• _SHORT EXERCISE_: Select every line below containing the word "中型施工设备".

• _MATERIAL TO PROCESS_:

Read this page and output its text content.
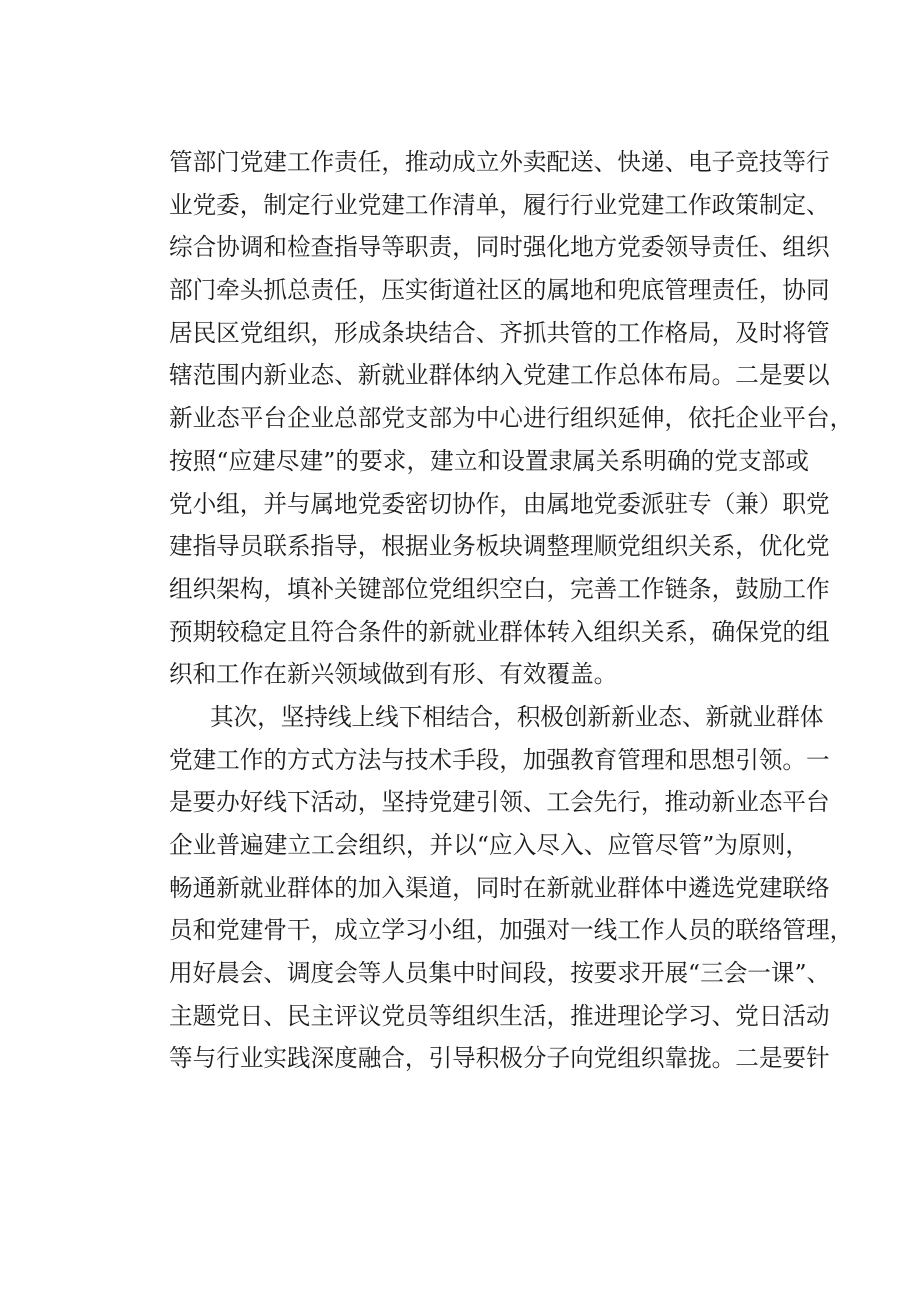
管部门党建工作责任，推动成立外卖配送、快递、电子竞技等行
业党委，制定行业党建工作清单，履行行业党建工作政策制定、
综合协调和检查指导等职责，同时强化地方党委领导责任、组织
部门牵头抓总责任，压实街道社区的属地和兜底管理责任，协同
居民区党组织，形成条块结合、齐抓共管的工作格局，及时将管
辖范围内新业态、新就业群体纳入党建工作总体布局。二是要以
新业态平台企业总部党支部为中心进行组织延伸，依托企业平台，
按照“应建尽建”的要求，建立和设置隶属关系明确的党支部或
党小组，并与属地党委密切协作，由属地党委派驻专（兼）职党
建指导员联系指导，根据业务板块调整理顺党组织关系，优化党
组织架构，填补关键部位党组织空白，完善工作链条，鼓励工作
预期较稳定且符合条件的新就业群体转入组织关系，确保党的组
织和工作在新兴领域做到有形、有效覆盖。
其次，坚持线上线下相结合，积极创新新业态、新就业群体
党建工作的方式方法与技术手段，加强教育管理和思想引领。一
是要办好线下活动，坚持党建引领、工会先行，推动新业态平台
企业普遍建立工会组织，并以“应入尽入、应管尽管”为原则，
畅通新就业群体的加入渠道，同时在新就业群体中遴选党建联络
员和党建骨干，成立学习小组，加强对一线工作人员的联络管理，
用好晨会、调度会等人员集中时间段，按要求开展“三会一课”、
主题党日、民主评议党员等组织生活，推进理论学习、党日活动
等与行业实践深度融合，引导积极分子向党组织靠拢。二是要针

---

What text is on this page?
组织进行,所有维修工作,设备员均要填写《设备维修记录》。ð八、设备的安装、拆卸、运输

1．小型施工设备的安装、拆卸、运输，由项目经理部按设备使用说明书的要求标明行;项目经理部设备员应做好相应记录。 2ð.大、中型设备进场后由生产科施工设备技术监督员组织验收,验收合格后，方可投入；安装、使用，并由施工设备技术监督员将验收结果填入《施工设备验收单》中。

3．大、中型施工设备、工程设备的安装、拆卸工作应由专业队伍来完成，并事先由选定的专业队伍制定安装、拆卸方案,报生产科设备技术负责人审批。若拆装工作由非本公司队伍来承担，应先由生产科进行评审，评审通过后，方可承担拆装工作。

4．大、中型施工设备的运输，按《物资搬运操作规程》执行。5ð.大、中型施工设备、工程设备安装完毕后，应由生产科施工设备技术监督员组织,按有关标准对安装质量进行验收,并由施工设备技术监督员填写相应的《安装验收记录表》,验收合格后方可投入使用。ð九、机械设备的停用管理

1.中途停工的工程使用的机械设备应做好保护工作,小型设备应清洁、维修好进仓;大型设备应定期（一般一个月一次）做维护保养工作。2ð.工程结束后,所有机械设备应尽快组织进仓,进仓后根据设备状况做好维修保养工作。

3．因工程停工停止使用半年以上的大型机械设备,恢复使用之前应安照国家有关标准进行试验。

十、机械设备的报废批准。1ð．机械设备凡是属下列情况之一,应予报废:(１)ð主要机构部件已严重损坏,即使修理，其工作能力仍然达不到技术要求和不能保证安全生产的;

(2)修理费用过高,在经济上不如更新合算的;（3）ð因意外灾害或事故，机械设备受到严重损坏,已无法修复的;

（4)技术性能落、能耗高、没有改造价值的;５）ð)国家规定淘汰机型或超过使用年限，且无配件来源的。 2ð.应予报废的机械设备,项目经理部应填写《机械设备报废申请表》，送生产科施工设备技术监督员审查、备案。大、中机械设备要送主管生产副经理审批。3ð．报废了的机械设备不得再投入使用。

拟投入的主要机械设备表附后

...

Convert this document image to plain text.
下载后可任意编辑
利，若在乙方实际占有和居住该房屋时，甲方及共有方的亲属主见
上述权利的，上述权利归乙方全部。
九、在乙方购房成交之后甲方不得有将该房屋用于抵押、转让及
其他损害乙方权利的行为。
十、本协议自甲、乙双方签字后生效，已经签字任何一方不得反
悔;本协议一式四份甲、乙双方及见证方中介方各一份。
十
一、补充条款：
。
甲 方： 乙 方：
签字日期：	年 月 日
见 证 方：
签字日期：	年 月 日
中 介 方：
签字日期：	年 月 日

• _WORKED ANSWER_:
3．大、中型施工设备、工程设备的安装、拆卸工作应由专业队伍来完成，并事先由选定的专业队伍制定安装、拆卸方案,报生产科设备技术负责人审批。若拆装工作由非本公司队伍来承担，应先由生产科进行评审，评审通过后，方可承担拆装工作。
4．大、中型施工设备的运输，按《物资搬运操作规程》执行。5ð.大、中型施工设备、工程设备安装完毕后，应由生产科施工设备技术监督员组织,按有关标准对安装质量进行验收,并由施工设备技术监督员填写相应的《安装验收记录表》,验收合格后方可投入使用。ð九、机械设备的停用管理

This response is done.